▸ **Dataset rows about figures**:
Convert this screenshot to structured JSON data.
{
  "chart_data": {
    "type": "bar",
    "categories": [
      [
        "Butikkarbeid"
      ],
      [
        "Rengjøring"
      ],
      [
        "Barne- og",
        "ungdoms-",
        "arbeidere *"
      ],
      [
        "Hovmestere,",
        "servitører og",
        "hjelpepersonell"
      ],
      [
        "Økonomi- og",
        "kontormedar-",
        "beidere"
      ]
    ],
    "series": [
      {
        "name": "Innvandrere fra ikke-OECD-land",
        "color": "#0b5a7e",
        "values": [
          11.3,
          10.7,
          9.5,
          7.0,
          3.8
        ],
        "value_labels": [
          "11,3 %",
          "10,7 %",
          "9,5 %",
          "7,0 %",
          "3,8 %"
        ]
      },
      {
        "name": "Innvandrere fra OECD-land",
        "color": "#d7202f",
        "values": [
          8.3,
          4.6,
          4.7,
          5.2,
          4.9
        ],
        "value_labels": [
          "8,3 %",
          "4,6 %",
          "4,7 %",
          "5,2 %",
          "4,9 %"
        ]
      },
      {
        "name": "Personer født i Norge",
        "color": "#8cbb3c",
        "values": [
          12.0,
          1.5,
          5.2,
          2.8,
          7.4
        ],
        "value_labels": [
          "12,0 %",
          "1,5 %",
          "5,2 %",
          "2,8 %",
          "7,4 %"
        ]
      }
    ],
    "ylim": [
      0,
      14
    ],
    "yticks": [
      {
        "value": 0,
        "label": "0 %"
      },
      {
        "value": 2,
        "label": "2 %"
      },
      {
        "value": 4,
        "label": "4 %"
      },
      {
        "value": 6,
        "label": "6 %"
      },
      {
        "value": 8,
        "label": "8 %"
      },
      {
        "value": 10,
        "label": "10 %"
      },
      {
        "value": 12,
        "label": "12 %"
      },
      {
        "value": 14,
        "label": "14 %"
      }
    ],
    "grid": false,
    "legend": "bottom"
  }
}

--

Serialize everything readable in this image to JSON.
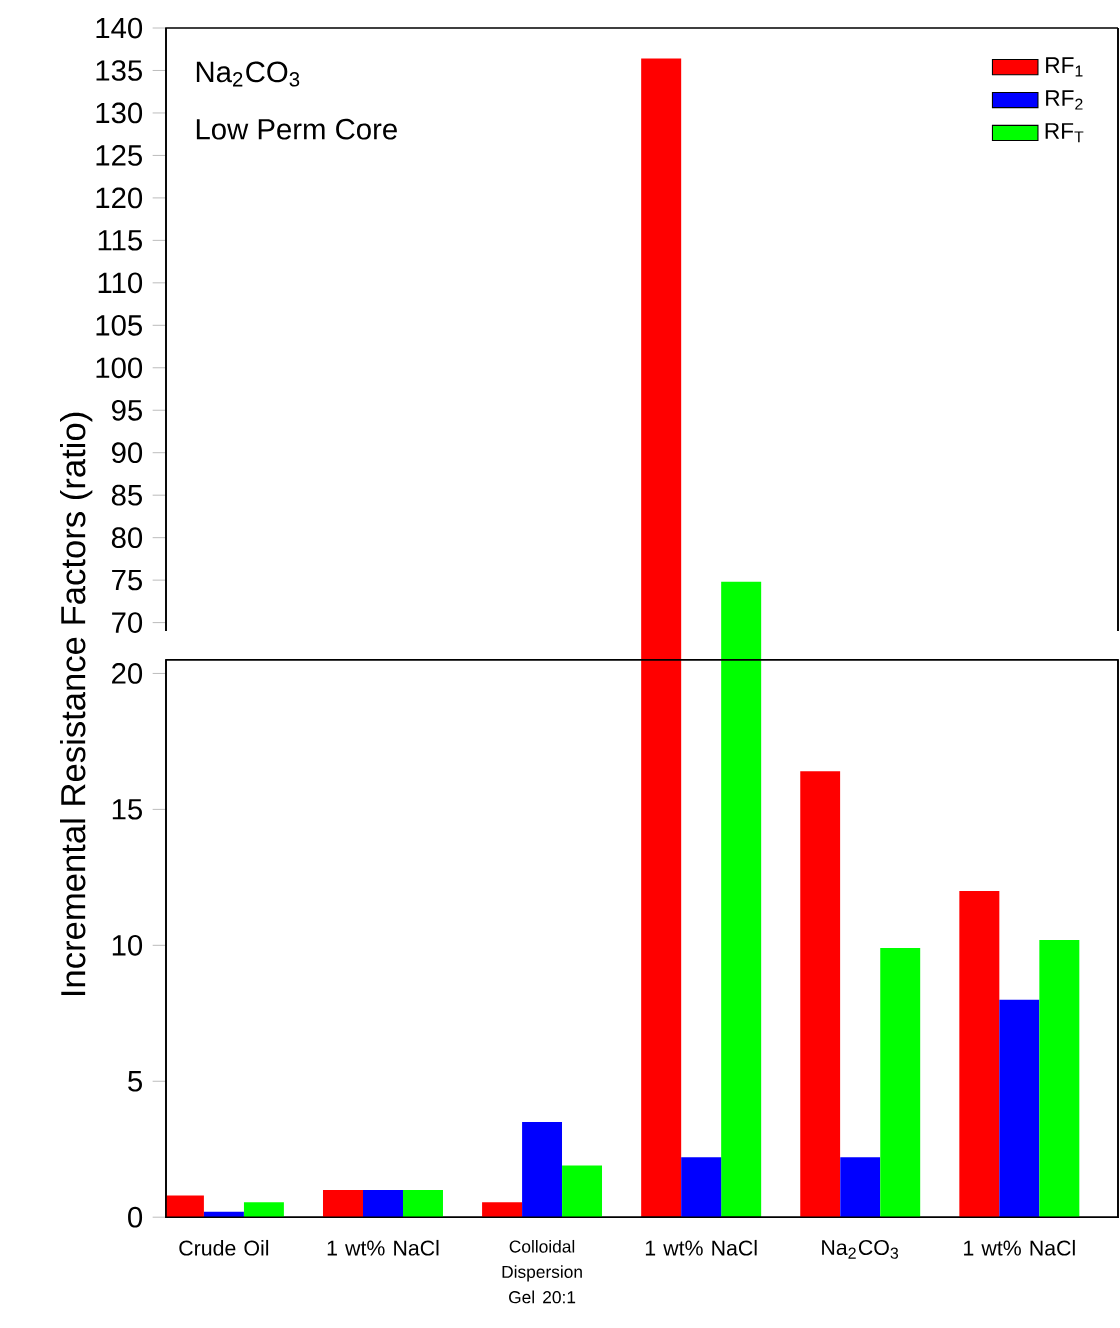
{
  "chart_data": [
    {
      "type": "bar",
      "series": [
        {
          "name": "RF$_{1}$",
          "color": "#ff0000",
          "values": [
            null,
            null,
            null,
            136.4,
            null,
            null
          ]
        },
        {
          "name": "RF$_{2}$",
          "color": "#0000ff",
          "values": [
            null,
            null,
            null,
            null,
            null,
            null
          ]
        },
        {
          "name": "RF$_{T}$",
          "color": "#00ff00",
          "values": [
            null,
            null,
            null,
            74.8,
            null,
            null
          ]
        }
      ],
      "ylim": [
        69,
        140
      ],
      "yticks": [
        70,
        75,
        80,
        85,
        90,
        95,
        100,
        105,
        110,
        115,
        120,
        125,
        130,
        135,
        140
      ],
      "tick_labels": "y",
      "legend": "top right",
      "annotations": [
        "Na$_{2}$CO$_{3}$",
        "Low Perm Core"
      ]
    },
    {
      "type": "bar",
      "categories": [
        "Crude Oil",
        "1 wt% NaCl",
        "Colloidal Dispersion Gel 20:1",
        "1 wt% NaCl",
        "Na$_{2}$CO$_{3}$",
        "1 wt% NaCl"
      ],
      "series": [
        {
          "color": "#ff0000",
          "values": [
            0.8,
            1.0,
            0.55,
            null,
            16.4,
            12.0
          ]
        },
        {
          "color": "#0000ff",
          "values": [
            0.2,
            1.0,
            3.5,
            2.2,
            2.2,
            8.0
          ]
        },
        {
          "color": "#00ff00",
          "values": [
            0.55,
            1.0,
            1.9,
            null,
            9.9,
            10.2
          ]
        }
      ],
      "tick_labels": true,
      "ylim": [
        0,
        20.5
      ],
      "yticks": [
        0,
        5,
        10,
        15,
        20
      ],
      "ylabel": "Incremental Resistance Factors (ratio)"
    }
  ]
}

▸ **AIM OF THE TASK**:
Reproduce every line from the entries that holds the word "this".

▸ **OUTPUT OF THE TASK**:
Convert this screenshot to structured JSON data.
Serialize everything readable in this image to JSON.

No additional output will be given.